------ EXERCISE DATA ------
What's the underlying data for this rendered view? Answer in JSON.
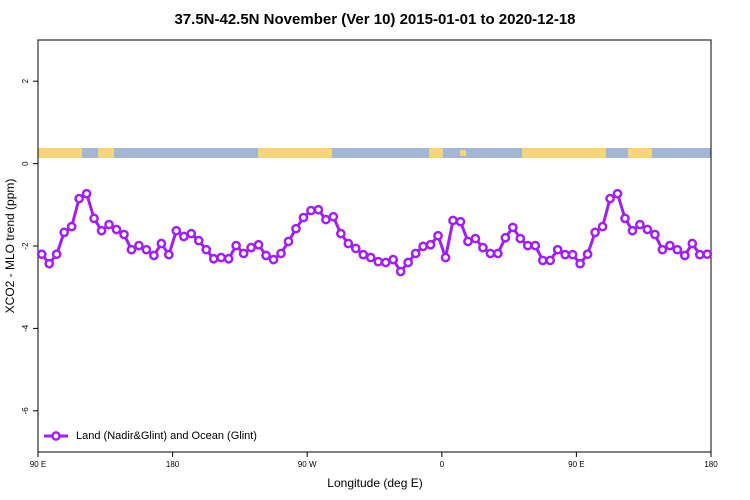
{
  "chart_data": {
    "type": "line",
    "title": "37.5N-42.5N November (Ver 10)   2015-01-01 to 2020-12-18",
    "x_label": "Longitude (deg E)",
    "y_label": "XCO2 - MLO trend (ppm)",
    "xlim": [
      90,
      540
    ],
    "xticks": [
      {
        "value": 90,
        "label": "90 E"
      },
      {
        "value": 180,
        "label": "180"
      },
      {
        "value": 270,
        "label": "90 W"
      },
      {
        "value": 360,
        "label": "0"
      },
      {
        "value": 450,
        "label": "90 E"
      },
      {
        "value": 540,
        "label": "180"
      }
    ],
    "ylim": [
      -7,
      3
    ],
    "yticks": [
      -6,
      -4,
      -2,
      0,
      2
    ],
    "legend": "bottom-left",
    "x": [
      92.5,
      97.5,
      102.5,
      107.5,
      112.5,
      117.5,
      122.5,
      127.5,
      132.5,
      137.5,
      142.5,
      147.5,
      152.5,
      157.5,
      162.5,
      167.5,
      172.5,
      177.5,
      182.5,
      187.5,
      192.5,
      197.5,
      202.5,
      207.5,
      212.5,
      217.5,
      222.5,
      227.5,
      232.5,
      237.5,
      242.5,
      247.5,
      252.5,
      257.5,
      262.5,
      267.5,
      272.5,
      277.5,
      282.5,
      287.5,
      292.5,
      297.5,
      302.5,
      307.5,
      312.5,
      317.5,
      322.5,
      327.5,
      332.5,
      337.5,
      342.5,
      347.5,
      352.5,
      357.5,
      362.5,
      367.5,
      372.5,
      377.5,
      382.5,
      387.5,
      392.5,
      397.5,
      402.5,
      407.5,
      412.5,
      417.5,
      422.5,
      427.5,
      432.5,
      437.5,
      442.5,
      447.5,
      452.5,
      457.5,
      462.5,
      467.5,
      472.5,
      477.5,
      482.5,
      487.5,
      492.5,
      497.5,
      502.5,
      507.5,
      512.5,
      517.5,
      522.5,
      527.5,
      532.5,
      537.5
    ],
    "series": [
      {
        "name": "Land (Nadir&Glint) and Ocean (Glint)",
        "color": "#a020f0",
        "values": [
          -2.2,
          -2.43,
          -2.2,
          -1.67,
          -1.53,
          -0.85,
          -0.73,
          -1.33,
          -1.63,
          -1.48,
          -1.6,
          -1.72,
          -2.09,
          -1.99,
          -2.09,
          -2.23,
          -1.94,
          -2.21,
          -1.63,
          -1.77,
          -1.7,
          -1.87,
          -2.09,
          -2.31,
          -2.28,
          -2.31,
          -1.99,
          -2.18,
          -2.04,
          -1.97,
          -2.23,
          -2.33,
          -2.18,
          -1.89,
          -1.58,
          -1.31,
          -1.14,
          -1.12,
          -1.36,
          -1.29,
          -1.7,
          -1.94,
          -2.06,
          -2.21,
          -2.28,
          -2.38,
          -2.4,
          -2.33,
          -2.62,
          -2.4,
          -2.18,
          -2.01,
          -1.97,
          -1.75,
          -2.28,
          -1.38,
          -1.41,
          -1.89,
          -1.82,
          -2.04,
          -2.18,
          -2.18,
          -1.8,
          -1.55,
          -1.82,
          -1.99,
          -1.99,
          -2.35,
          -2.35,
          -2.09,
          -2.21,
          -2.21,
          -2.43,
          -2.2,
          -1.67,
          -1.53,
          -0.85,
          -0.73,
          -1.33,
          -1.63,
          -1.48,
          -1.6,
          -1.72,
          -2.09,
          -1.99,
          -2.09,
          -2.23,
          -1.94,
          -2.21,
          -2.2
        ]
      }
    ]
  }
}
------
------ EXERCISE DATA ------
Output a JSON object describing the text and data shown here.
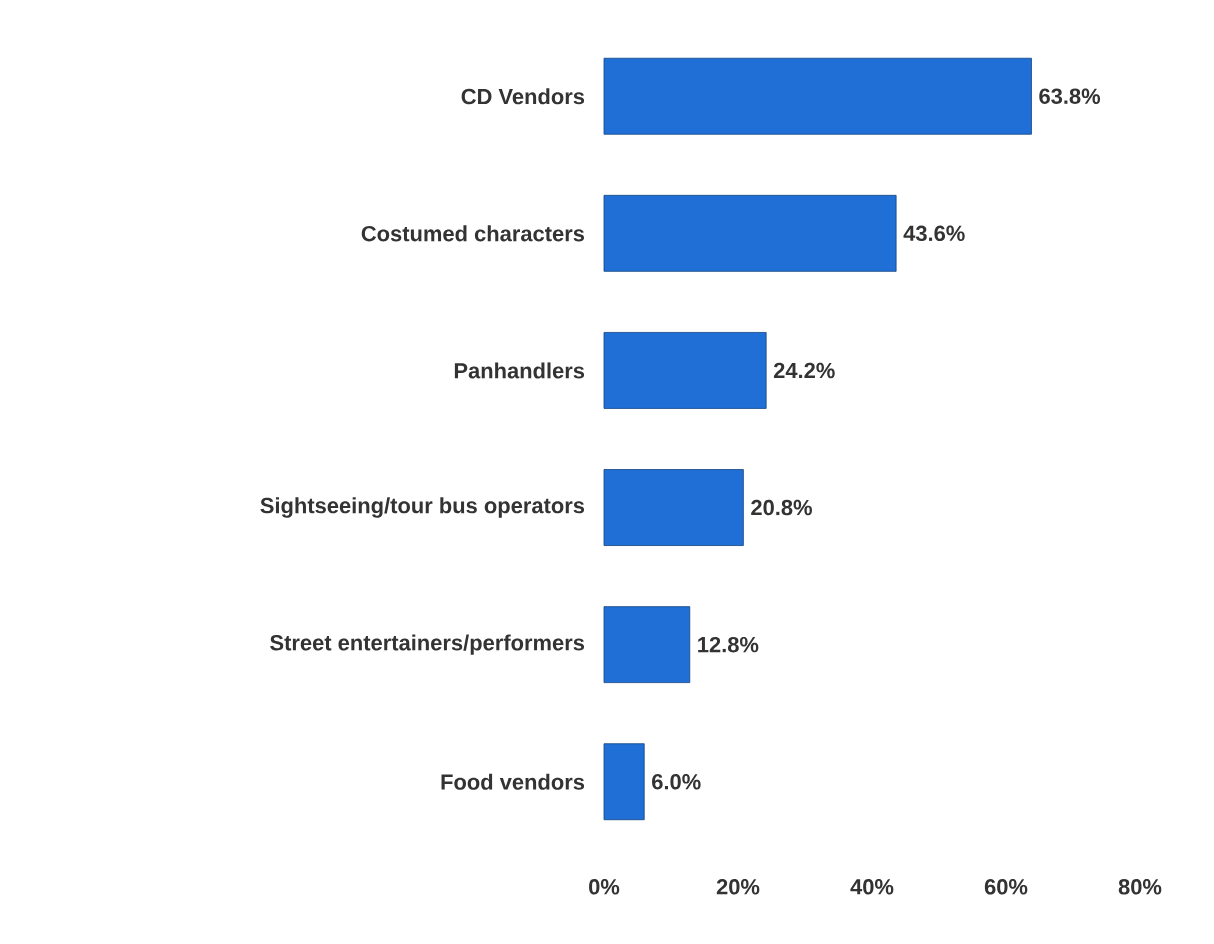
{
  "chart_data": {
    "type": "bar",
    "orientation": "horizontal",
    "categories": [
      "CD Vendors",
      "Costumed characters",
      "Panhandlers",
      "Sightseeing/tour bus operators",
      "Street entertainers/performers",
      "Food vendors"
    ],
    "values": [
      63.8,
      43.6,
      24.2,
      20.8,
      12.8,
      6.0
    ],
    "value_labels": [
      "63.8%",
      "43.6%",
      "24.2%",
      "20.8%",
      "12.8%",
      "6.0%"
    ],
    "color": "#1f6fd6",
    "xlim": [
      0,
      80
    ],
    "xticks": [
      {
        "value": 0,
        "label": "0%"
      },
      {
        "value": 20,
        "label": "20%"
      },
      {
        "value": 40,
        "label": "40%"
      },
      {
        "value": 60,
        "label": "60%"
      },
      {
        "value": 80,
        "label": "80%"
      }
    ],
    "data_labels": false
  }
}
------
### [GOAL]
Report how many lines of the records above contain the word "JSON", and give only that number.

### [SOLUTION TO THIS EXERCISE]
2